* **REQUEST**
Collect each line of the entries that holds the string "this".

+++ SOURCE RECORDS

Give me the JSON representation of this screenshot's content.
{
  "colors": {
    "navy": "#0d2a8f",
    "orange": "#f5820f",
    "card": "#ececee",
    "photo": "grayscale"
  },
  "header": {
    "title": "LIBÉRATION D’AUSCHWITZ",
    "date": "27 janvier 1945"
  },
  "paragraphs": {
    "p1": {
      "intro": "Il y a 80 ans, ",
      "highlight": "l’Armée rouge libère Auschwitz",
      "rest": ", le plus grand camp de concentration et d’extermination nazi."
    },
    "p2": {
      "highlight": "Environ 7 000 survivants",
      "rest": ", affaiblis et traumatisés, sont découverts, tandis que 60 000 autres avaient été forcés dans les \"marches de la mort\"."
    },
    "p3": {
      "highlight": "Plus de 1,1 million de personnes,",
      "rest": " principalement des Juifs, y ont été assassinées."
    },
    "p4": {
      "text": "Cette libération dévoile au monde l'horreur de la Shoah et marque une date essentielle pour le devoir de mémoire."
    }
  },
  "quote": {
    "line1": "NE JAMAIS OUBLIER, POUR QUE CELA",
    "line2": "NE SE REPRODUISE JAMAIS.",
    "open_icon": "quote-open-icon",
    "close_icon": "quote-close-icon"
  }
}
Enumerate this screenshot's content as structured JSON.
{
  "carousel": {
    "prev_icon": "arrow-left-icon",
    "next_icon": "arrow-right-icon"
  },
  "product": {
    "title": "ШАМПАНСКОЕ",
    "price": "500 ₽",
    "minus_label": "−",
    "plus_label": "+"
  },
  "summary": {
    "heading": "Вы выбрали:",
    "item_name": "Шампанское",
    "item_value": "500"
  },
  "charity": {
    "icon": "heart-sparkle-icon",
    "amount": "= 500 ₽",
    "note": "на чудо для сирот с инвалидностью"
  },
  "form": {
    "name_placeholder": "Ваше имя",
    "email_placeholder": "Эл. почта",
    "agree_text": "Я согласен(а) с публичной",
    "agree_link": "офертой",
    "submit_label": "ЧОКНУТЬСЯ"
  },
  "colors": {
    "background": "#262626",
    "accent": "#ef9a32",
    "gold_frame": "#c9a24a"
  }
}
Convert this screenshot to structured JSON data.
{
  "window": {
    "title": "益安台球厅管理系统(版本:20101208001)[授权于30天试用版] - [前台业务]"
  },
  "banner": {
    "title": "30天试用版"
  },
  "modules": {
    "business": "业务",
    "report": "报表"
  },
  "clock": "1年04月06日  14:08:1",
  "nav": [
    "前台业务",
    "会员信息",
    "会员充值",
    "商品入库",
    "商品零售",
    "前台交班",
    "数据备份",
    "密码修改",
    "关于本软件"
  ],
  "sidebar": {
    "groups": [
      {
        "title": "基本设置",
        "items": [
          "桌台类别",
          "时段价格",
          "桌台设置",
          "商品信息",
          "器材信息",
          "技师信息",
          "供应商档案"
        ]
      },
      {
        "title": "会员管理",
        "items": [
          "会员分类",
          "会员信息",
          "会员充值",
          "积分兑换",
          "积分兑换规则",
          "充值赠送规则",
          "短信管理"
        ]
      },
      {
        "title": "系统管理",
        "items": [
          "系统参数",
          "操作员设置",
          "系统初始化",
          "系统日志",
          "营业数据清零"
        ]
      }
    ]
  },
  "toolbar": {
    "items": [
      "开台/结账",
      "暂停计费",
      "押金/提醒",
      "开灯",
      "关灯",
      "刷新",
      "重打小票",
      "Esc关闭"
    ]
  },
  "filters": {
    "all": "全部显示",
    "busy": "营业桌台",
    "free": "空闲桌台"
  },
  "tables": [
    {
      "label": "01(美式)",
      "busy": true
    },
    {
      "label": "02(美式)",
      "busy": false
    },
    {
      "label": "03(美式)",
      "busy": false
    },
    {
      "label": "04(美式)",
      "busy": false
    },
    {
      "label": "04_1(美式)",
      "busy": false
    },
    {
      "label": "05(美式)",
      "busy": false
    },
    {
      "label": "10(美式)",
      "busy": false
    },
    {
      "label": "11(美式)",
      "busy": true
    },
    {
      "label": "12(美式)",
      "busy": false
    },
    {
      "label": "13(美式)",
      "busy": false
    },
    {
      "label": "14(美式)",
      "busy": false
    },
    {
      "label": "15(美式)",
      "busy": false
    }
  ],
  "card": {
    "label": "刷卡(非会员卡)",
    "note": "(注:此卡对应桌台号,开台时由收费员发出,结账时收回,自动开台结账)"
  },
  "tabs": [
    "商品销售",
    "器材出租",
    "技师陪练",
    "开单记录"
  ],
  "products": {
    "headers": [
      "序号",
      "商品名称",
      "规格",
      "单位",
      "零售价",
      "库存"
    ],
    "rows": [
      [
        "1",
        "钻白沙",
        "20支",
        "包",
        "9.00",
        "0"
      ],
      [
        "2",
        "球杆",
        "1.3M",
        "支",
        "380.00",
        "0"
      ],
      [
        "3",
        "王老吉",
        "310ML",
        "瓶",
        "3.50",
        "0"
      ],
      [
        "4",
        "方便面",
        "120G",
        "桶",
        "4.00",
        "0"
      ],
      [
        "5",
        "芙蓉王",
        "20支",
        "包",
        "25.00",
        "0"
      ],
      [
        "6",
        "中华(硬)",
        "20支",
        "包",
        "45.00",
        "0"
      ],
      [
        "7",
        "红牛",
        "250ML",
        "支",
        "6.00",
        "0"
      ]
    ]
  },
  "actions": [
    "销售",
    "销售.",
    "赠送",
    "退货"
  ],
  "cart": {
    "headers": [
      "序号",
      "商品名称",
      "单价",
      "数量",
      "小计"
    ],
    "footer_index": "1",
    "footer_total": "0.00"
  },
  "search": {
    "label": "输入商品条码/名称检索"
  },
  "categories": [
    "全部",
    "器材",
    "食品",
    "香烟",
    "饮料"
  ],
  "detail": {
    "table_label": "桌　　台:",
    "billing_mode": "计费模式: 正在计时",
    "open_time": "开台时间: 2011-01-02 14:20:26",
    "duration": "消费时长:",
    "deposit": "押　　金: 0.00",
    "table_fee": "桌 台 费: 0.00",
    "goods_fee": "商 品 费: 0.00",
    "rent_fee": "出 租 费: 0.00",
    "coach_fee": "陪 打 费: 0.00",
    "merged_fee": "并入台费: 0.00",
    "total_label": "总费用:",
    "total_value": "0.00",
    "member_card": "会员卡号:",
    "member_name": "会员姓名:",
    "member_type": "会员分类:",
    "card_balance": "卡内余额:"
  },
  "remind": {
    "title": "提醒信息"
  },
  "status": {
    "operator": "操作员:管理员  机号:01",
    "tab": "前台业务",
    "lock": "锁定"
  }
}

++++++

* **CORRECT RESULT**
Give me the JSON representation of this screenshot's content.
Enumerate this screenshot's content as structured JSON.
Convert this screenshot to structured JSON data.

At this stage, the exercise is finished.